## SOURCE TEXT

________________________________________

CHICAGO — With four teams likely to be ranked in the top 15 in the preseason polls, the East Division of the Big Ten Conference has become the beast of college football.
The Big Ten West?
In the four years since the Big Ten abandoned the nonsensical Legends and Leaders divisions in favor of a geography-based alignment, the West has become the University of Wisconsin and six candidates for the Pinstripe Bowl.
“They’ve been top dog in the Big Ten West for the past few years,” Northwestern quarterback Clayton Thorson said of the Badgers. “We know in order to get to the Big Ten Championship (Game), we’re going to have to beat them. That’s how we think about it and that’s the truth.”
That truth has been good for UW, bad for the rest of the Big Ten. The Badgers’ domination of the West has given it a virtual free pass to the Big Ten title game, but it has left the conference open to criticism that it has less competitive balance than Wisconsin’s annual deer hunt.

________________________________________

## THE RECORDS
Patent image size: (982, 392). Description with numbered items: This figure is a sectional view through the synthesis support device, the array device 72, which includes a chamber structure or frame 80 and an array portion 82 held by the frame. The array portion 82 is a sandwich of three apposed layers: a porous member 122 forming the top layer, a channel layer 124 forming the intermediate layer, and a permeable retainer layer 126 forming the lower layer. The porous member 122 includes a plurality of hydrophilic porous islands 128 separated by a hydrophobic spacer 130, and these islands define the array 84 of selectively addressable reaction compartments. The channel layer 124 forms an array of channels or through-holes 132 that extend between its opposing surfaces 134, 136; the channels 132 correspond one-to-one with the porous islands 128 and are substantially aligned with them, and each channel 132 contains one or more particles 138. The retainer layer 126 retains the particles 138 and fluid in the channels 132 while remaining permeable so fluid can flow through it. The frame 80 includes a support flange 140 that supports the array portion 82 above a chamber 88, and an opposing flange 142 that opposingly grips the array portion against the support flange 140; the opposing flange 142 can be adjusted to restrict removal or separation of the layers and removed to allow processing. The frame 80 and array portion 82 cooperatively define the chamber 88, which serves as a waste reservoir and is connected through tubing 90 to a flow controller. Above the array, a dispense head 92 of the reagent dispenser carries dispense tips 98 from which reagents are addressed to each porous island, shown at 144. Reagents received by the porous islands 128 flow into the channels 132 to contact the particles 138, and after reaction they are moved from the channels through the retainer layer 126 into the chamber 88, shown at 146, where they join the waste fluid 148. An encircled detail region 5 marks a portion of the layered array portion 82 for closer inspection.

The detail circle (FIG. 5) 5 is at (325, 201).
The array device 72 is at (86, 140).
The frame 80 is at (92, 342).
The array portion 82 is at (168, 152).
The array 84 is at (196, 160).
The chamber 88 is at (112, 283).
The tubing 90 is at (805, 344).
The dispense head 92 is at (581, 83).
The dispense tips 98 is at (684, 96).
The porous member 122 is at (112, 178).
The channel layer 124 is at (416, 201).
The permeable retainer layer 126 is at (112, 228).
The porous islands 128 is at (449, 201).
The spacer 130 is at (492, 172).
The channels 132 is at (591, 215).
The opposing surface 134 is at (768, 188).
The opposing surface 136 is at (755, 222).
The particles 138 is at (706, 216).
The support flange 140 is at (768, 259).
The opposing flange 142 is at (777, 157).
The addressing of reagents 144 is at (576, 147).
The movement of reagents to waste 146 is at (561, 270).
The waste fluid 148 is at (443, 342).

________________________________________

## EXERCISE 1
In the Big Ten West article, translate this sentence into Spanish: "That truth has been good for UW, bad for the rest of the Big Ten."
## EXERCISE 2
Print the rows starting at their first line and stopping after the line that contains "The dispense head 92 is at (581, 83).", including both ends.

## WRITTEN SOLUTION 1
Esa verdad ha sido buena para UW, mala para el resto del Big Ten.

## WRITTEN SOLUTION 2
Patent image size: (982, 392). Description with numbered items: This figure is a sectional view through the synthesis support device, the array device 72, which includes a chamber structure or frame 80 and an array portion 82 held by the frame. The array portion 82 is a sandwich of three apposed layers: a porous member 122 forming the top layer, a channel layer 124 forming the intermediate layer, and a permeable retainer layer 126 forming the lower layer. The porous member 122 includes a plurality of hydrophilic porous islands 128 separated by a hydrophobic spacer 130, and these islands define the array 84 of selectively addressable reaction compartments. The channel layer 124 forms an array of channels or through-holes 132 that extend between its opposing surfaces 134, 136; the channels 132 correspond one-to-one with the porous islands 128 and are substantially aligned with them, and each channel 132 contains one or more particles 138. The retainer layer 126 retains the particles 138 and fluid in the channels 132 while remaining permeable so fluid can flow through it. The frame 80 includes a support flange 140 that supports the array portion 82 above a chamber 88, and an opposing flange 142 that opposingly grips the array portion against the support flange 140; the opposing flange 142 can be adjusted to restrict removal or separation of the layers and removed to allow processing. The frame 80 and array portion 82 cooperatively define the chamber 88, which serves as a waste reservoir and is connected through tubing 90 to a flow controller. Above the array, a dispense head 92 of the reagent dispenser carries dispense tips 98 from which reagents are addressed to each porous island, shown at 144. Reagents received by the porous islands 128 flow into the channels 132 to contact the particles 138, and after reaction they are moved from the channels through the retainer layer 126 into the chamber 88, shown at 146, where they join the waste fluid 148. An encircled detail region 5 marks a portion of the layered array portion 82 for closer inspection.

The detail circle (FIG. 5) 5 is at (325, 201).
The array device 72 is at (86, 140).
The frame 80 is at (92, 342).
The array portion 82 is at (168, 152).
The array 84 is at (196, 160).
The chamber 88 is at (112, 283).
The tubing 90 is at (805, 344).
The dispense head 92 is at (581, 83).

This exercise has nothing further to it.